- Given passage -
If the cervix was removed as part of the hysterectomy (i.e., total hysterectomy), risk of cervical cancer is also eliminated, so you will not need regular Pap tests (which screen for cervical cancer), Steicher says. But you will still need your regular Pap after a subtotal hysterectomy (which doesn’t remove the cervix).
It means no more periods and no pregnancy.
These are the No. 1 and 2 consequences of hysterectomy, Streicher says. Your period is, by definition, the discharge of blood and tissue from the lining of your uterus. Since the uterus is removed during hysterectomy, that means no more monthly flow. And because the uterus is where a baby grows during pregnancy, having a hysterectomy also means that becoming pregnant is no longer possible.You will not go into early menopause.
Menopause is defined as when your ovaries stop producing estrogen—menopause is not defined by no longer having menstrual periods, Streicher explains. Unless you have another procedure with hysterectomy to remove the ovaries (called oophorectomy), the ovaries remain intact and will continue to produce hormones, which means hysterectomy does not and cannot cause menopause. (Check out these 9 triggers that could cause early menopause.)
You might not need it.
Unless you have cancer, there is an alternative treatment option for virtually every other reason you might be considering a hysterectomy, Streicher says. And that’s a very important message, she adds, because “too many women aren’t given options and get hysterectomies when they don’t need them or don’t want them.”

- Work task -
From the hysterectomy passage, output the text starting at "If the cervix" and ending at "into early menopause.", word for word.

- Provided data -
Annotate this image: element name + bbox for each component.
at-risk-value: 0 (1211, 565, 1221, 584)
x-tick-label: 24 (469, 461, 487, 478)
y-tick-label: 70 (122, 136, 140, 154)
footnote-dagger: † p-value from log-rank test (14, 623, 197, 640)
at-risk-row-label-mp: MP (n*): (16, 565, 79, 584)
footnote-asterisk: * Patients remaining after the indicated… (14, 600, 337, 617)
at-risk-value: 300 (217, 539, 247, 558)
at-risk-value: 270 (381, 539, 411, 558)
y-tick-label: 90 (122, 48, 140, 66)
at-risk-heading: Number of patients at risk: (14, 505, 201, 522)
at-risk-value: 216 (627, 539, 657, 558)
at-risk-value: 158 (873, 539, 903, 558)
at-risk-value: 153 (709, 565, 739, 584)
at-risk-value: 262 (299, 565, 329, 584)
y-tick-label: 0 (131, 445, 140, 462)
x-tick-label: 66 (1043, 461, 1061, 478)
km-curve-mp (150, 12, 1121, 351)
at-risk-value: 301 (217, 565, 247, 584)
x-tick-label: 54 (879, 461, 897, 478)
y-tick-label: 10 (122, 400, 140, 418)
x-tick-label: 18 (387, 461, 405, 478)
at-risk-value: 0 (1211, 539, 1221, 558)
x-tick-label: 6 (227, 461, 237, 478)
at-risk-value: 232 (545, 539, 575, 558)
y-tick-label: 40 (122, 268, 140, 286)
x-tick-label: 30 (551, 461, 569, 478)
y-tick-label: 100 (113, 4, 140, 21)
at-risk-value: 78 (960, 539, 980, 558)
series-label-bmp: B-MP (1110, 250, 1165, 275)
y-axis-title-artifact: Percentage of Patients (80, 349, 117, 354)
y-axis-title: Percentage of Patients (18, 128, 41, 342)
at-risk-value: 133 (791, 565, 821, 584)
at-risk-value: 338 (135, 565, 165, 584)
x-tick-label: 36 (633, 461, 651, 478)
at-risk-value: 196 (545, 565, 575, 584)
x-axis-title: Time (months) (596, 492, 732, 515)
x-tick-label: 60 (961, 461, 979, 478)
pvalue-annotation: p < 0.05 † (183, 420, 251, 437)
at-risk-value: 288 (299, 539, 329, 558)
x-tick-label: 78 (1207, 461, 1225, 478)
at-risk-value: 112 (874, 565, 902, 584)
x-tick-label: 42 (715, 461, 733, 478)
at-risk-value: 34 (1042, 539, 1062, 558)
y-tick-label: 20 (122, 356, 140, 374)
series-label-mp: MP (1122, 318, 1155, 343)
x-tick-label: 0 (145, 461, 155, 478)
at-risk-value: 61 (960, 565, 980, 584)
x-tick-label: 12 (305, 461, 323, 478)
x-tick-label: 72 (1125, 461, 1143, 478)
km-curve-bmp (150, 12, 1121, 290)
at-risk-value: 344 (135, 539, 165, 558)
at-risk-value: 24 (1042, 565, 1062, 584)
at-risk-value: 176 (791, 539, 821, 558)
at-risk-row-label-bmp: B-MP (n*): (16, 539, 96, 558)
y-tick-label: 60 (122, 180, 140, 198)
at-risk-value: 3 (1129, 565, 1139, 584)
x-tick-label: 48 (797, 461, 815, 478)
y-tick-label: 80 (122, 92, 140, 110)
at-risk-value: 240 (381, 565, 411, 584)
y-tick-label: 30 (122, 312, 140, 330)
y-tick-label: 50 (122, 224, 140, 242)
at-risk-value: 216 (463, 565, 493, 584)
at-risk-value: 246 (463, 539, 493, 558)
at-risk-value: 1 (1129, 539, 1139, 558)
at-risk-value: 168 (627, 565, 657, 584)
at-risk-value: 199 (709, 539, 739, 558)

- Task response -
If the cervix was removed as part of the hysterectomy (i.e., total hysterectomy), risk of cervical cancer is also eliminated, so you will not need regular Pap tests (which screen for cervical cancer), Steicher says. But you will still need your regular Pap after a subtotal hysterectomy (which doesn’t remove the cervix).
It means no more periods and no pregnancy.
These are the No. 1 and 2 consequences of hysterectomy, Streicher says. Your period is, by definition, the discharge of blood and tissue from the lining of your uterus. Since the uterus is removed during hysterectomy, that means no more monthly flow. And because the uterus is where a baby grows during pregnancy, having a hysterectomy also means that becoming pregnant is no longer possible.You will not go into early menopause.